*Direction:* Transcribe the records exactly. Pictures do not belong in the transcription.

Figure record listings:
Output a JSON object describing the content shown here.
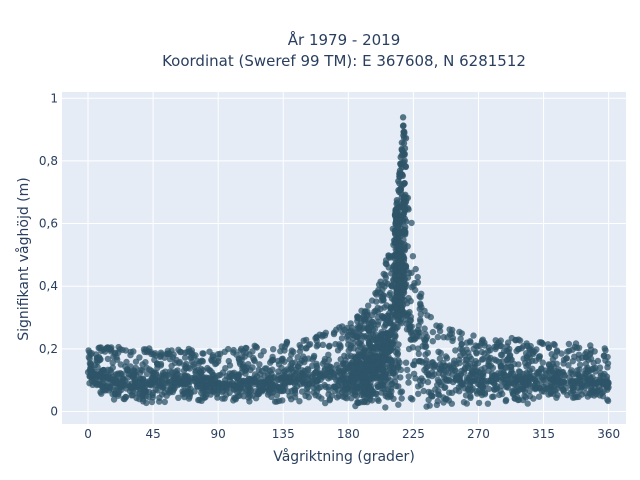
{
  "chart_data": {
    "type": "scatter",
    "title_line1": "År 1979 - 2019",
    "title_line2": "Koordinat (Sweref 99 TM): E 367608, N 6281512",
    "xlabel": "Vågriktning (grader)",
    "ylabel": "Signifikant våghöjd (m)",
    "xlim": [
      -18,
      372
    ],
    "ylim": [
      -0.04,
      1.02
    ],
    "xticks": [
      0,
      45,
      90,
      135,
      180,
      225,
      270,
      315,
      360
    ],
    "xtick_labels": [
      "0",
      "45",
      "90",
      "135",
      "180",
      "225",
      "270",
      "315",
      "360"
    ],
    "yticks": [
      0,
      0.2,
      0.4,
      0.6,
      0.8,
      1
    ],
    "ytick_labels": [
      "0",
      "0,2",
      "0,4",
      "0,6",
      "0,8",
      "1"
    ],
    "grid": true,
    "marker_color": "#2e5468",
    "background_color": "#e5ecf6",
    "envelope": {
      "x": [
        0,
        20,
        45,
        90,
        135,
        160,
        180,
        195,
        205,
        212,
        216,
        218,
        220,
        222,
        226,
        232,
        245,
        270,
        315,
        340,
        360
      ],
      "y_max": [
        0.2,
        0.21,
        0.2,
        0.2,
        0.22,
        0.25,
        0.28,
        0.35,
        0.46,
        0.62,
        0.8,
        0.97,
        0.88,
        0.72,
        0.48,
        0.34,
        0.27,
        0.24,
        0.23,
        0.22,
        0.21
      ],
      "y_min": [
        0.08,
        0.02,
        0.02,
        0.02,
        0.02,
        0.02,
        0.01,
        0.01,
        0.0,
        0.0,
        0.0,
        0.0,
        0.0,
        0.0,
        0.0,
        0.01,
        0.01,
        0.02,
        0.02,
        0.02,
        0.02
      ]
    }
  }
}
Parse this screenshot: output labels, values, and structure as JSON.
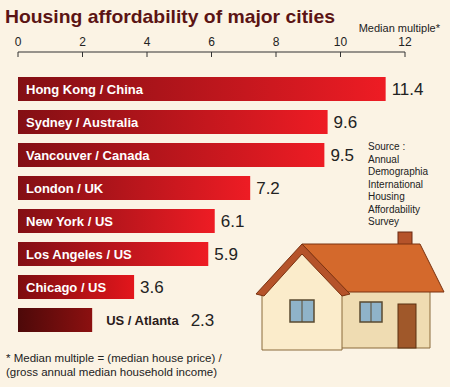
{
  "chart_data": {
    "type": "bar",
    "orientation": "horizontal",
    "title": "Housing affordability of major cities",
    "x_label": "Median multiple*",
    "categories": [
      "Hong Kong / China",
      "Sydney / Australia",
      "Vancouver / Canada",
      "London / UK",
      "New York / US",
      "Los Angeles / US",
      "Chicago / US",
      "US / Atlanta"
    ],
    "values": [
      11.4,
      9.6,
      9.5,
      7.2,
      6.1,
      5.9,
      3.6,
      2.3
    ],
    "colors": [
      "#ee1c24",
      "#ee1c24",
      "#ee1c24",
      "#ee1c24",
      "#ee1c24",
      "#ee1c24",
      "#e3161c",
      "#8c1010"
    ],
    "xlim": [
      0,
      12
    ],
    "xticks": [
      0,
      2,
      4,
      6,
      8,
      10,
      12
    ],
    "grid": false,
    "data_labels": true,
    "source": [
      "Source :",
      "Annual",
      "Demographia",
      "International",
      "Housing",
      "Affordability",
      "Survey"
    ],
    "footnote": [
      "* Median multiple = (median house price) /",
      "(gross annual median household income)"
    ]
  }
}
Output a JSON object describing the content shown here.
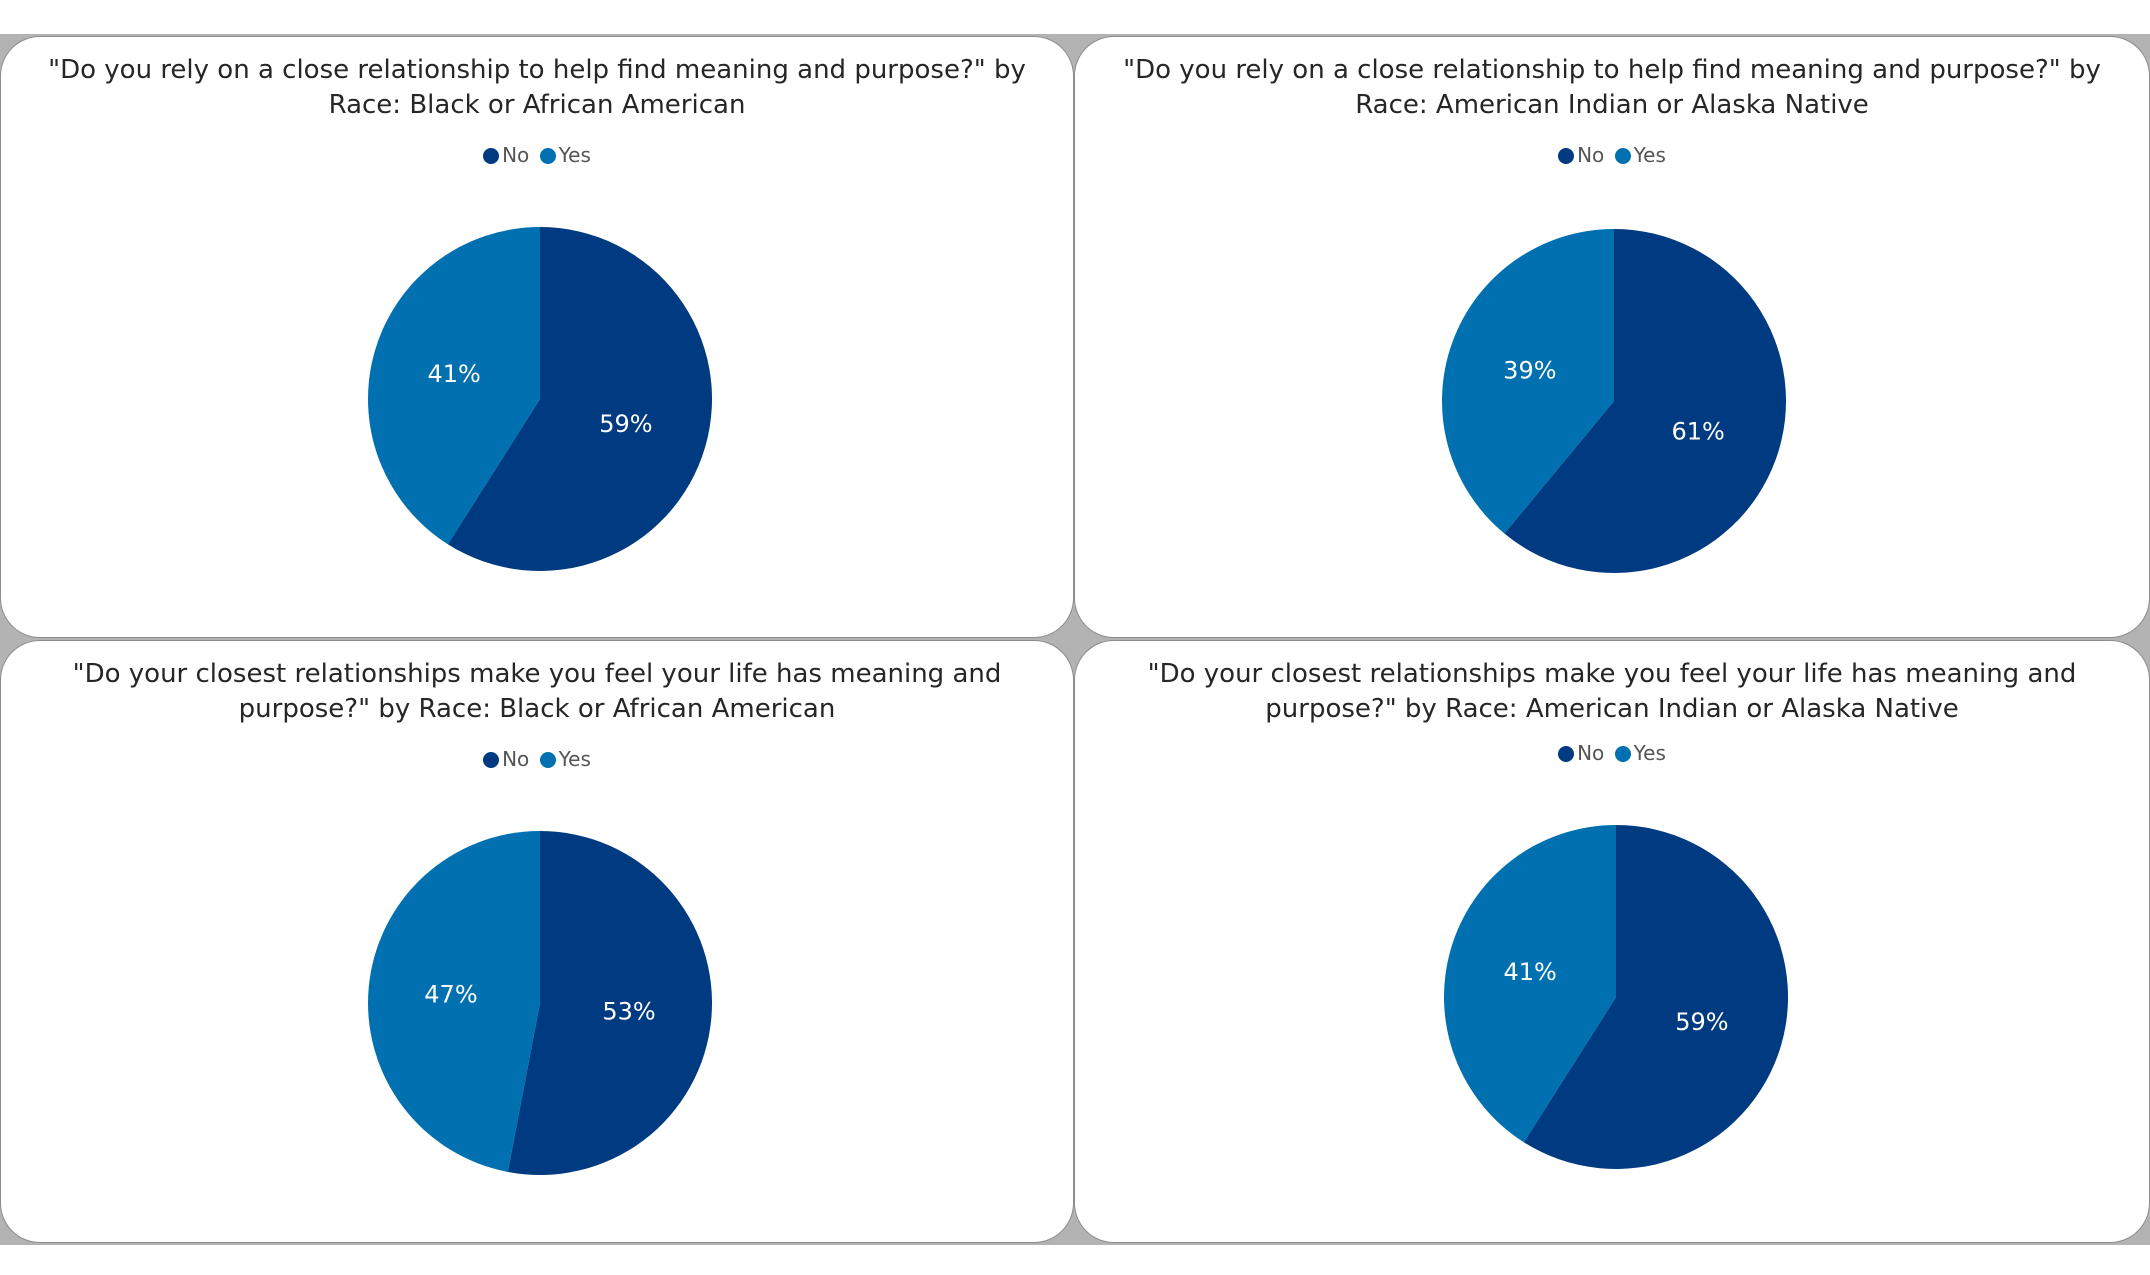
{
  "colors": {
    "no": "#003a80",
    "yes": "#0070b0"
  },
  "legend": {
    "no_label": "No",
    "yes_label": "Yes"
  },
  "chart_data": [
    {
      "type": "pie",
      "title": "\"Do you rely on a close relationship to help find meaning and purpose?\" by Race: Black or African American",
      "categories": [
        "No",
        "Yes"
      ],
      "values": [
        59,
        41
      ],
      "labels": [
        "59%",
        "41%"
      ],
      "legend_position": "top"
    },
    {
      "type": "pie",
      "title": "\"Do you rely on a close relationship to help find meaning and purpose?\" by Race: American Indian or Alaska Native",
      "categories": [
        "No",
        "Yes"
      ],
      "values": [
        61,
        39
      ],
      "labels": [
        "61%",
        "39%"
      ],
      "legend_position": "top"
    },
    {
      "type": "pie",
      "title": "\"Do your closest relationships make you feel your life has meaning and purpose?\" by Race: Black or African American",
      "categories": [
        "No",
        "Yes"
      ],
      "values": [
        53,
        47
      ],
      "labels": [
        "53%",
        "47%"
      ],
      "legend_position": "top"
    },
    {
      "type": "pie",
      "title": "\"Do your closest relationships make you feel your life has meaning and purpose?\" by Race: American Indian or Alaska Native",
      "categories": [
        "No",
        "Yes"
      ],
      "values": [
        59,
        41
      ],
      "labels": [
        "59%",
        "41%"
      ],
      "legend_position": "top"
    }
  ]
}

*Finished exercise:*
Output a JSON object describing the content shown here.
{
  "chart_data": {
    "type": "scatter",
    "title_line1": "År 1979 - 2019",
    "title_line2": "Koordinat (Sweref 99 TM): E 367608, N 6281512",
    "xlabel": "Vågriktning (grader)",
    "ylabel": "Signifikant våghöjd (m)",
    "xlim": [
      -18,
      372
    ],
    "ylim": [
      -0.04,
      1.02
    ],
    "xticks": [
      0,
      45,
      90,
      135,
      180,
      225,
      270,
      315,
      360
    ],
    "xtick_labels": [
      "0",
      "45",
      "90",
      "135",
      "180",
      "225",
      "270",
      "315",
      "360"
    ],
    "yticks": [
      0,
      0.2,
      0.4,
      0.6,
      0.8,
      1
    ],
    "ytick_labels": [
      "0",
      "0,2",
      "0,4",
      "0,6",
      "0,8",
      "1"
    ],
    "grid": true,
    "marker_color": "#2e5468",
    "background_color": "#e5ecf6",
    "envelope": {
      "x": [
        0,
        20,
        45,
        90,
        135,
        160,
        180,
        195,
        205,
        212,
        216,
        218,
        220,
        222,
        226,
        232,
        245,
        270,
        315,
        340,
        360
      ],
      "y_max": [
        0.2,
        0.21,
        0.2,
        0.2,
        0.22,
        0.25,
        0.28,
        0.35,
        0.46,
        0.62,
        0.8,
        0.97,
        0.88,
        0.72,
        0.48,
        0.34,
        0.27,
        0.24,
        0.23,
        0.22,
        0.21
      ],
      "y_min": [
        0.08,
        0.02,
        0.02,
        0.02,
        0.02,
        0.02,
        0.01,
        0.01,
        0.0,
        0.0,
        0.0,
        0.0,
        0.0,
        0.0,
        0.0,
        0.01,
        0.01,
        0.02,
        0.02,
        0.02,
        0.02
      ]
    }
  }
}
Parse this screenshot: output labels, values, and structure as JSON.
{
  "chart_data": {
    "type": "bar",
    "orientation": "horizontal",
    "title": "Housing affordability of major cities",
    "x_label": "Median multiple*",
    "categories": [
      "Hong Kong / China",
      "Sydney / Australia",
      "Vancouver / Canada",
      "London / UK",
      "New York / US",
      "Los Angeles / US",
      "Chicago / US",
      "US / Atlanta"
    ],
    "values": [
      11.4,
      9.6,
      9.5,
      7.2,
      6.1,
      5.9,
      3.6,
      2.3
    ],
    "colors": [
      "#ee1c24",
      "#ee1c24",
      "#ee1c24",
      "#ee1c24",
      "#ee1c24",
      "#ee1c24",
      "#e3161c",
      "#8c1010"
    ],
    "xlim": [
      0,
      12
    ],
    "xticks": [
      0,
      2,
      4,
      6,
      8,
      10,
      12
    ],
    "grid": false,
    "data_labels": true,
    "source": [
      "Source :",
      "Annual",
      "Demographia",
      "International",
      "Housing",
      "Affordability",
      "Survey"
    ],
    "footnote": [
      "* Median multiple = (median house price) /",
      "(gross annual median household income)"
    ]
  }
}
Output a JSON object describing the content shown here.
{
  "colors": {
    "no": "#003a80",
    "yes": "#0070b0"
  },
  "legend": {
    "no_label": "No",
    "yes_label": "Yes"
  },
  "chart_data": [
    {
      "type": "pie",
      "title": "\"Do you rely on a close relationship to help find meaning and purpose?\" by Race: Black or African American",
      "categories": [
        "No",
        "Yes"
      ],
      "values": [
        59,
        41
      ],
      "labels": [
        "59%",
        "41%"
      ],
      "legend_position": "top"
    },
    {
      "type": "pie",
      "title": "\"Do you rely on a close relationship to help find meaning and purpose?\" by Race: American Indian or Alaska Native",
      "categories": [
        "No",
        "Yes"
      ],
      "values": [
        61,
        39
      ],
      "labels": [
        "61%",
        "39%"
      ],
      "legend_position": "top"
    },
    {
      "type": "pie",
      "title": "\"Do your closest relationships make you feel your life has meaning and purpose?\" by Race: Black or African American",
      "categories": [
        "No",
        "Yes"
      ],
      "values": [
        53,
        47
      ],
      "labels": [
        "53%",
        "47%"
      ],
      "legend_position": "top"
    },
    {
      "type": "pie",
      "title": "\"Do your closest relationships make you feel your life has meaning and purpose?\" by Race: American Indian or Alaska Native",
      "categories": [
        "No",
        "Yes"
      ],
      "values": [
        59,
        41
      ],
      "labels": [
        "59%",
        "41%"
      ],
      "legend_position": "top"
    }
  ]
}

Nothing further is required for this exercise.